What is being asked:
Reproduce word for word the passage of the iTunes Party Shuffle post below that begins with "Party Shuffle..." and ends with "PA. How quaint.".

Text under study:
>>>>
Thursday, July 28, 2005

Party Shuffle...

Let's talk about this function of iTunes, cause it fuckin' sucks. If I were to have a party and use Carl, my computer, to provide the tunes, people would piss on my rug, give me a dirty look, then leave. All because iTunes refuses to play anything but Fleetwood Mac's Greatest Hits and that fucking song the Foo Fighters recorded, that became the themesong for the hit NBC television show Ed. A story about a lawyer, working out of a bowling alley, in PA. How quaint.

I have close to 500 songs loaded into this bitch and you would think there would be some sort of regulation or deregulation as it is of playing the same shit over and over again. I mean I love Peter Gabriel, don't get me wrong, but to hear Red Rain, Solsbury Hill and Sledgehammer all in a row at 6 in the AM, that can be a little much.
<<<<
Study material:
>>>>
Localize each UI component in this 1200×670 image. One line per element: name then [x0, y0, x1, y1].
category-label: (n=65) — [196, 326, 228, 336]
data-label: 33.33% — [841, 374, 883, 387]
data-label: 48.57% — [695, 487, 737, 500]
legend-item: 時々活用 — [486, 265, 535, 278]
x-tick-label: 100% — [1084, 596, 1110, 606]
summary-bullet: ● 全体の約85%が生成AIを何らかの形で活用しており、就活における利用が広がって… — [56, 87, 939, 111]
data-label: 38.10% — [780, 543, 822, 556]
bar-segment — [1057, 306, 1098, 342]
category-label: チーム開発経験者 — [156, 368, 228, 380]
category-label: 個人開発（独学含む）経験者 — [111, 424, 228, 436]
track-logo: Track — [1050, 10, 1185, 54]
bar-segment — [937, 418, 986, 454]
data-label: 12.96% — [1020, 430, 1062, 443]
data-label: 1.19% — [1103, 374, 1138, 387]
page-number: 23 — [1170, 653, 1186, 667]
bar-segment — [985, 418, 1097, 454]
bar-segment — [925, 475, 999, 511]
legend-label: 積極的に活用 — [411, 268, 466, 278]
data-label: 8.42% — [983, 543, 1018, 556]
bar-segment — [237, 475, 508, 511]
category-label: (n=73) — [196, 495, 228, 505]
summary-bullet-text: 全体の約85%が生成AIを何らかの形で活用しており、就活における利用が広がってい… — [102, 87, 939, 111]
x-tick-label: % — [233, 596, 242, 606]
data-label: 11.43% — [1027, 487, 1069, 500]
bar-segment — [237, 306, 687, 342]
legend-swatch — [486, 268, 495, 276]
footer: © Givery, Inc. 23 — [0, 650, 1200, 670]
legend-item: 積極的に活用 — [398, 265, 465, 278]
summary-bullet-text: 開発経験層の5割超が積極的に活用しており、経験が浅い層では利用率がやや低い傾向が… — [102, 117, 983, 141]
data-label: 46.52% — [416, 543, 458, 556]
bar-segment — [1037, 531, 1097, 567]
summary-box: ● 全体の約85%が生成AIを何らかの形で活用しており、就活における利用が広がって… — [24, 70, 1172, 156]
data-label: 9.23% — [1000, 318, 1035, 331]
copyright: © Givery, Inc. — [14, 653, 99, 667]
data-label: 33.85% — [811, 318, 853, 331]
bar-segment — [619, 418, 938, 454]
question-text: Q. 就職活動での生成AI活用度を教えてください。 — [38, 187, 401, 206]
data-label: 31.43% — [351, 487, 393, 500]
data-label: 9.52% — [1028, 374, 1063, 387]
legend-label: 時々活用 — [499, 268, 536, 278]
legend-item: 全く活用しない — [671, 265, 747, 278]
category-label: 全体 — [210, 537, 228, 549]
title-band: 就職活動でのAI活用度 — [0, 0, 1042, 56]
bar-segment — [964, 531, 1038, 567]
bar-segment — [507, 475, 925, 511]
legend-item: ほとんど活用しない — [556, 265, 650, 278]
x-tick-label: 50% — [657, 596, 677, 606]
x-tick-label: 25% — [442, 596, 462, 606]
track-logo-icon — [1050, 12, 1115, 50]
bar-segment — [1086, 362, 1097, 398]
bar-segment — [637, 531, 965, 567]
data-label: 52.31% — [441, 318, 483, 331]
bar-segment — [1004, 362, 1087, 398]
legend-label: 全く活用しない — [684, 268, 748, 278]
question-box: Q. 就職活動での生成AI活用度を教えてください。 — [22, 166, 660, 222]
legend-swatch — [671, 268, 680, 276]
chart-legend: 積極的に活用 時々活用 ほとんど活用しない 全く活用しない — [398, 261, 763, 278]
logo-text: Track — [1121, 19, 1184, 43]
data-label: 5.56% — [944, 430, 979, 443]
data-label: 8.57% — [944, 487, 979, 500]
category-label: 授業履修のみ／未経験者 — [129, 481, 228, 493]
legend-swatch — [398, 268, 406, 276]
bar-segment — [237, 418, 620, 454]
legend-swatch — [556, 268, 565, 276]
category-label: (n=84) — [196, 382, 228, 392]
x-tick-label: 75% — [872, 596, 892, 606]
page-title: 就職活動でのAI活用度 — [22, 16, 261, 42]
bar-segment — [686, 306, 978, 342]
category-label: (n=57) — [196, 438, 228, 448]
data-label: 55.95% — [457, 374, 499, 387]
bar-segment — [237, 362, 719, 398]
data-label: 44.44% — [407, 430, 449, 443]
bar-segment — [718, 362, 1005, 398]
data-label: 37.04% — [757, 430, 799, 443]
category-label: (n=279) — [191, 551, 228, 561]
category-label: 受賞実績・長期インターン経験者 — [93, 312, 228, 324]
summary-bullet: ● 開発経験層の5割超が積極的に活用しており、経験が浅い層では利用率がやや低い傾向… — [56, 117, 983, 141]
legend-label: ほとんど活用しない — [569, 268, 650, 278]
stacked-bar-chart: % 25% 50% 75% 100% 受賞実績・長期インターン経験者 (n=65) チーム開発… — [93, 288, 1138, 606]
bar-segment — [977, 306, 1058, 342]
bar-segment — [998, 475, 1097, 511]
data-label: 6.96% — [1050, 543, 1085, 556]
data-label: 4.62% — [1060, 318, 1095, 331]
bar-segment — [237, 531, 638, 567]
<<<<
Your response:
Party Shuffle...

Let's talk about this function of iTunes, cause it fuckin' sucks. If I were to have a party and use Carl, my computer, to provide the tunes, people would piss on my rug, give me a dirty look, then leave. All because iTunes refuses to play anything but Fleetwood Mac's Greatest Hits and that fucking song the Foo Fighters recorded, that became the themesong for the hit NBC television show Ed. A story about a lawyer, working out of a bowling alley, in PA. How quaint.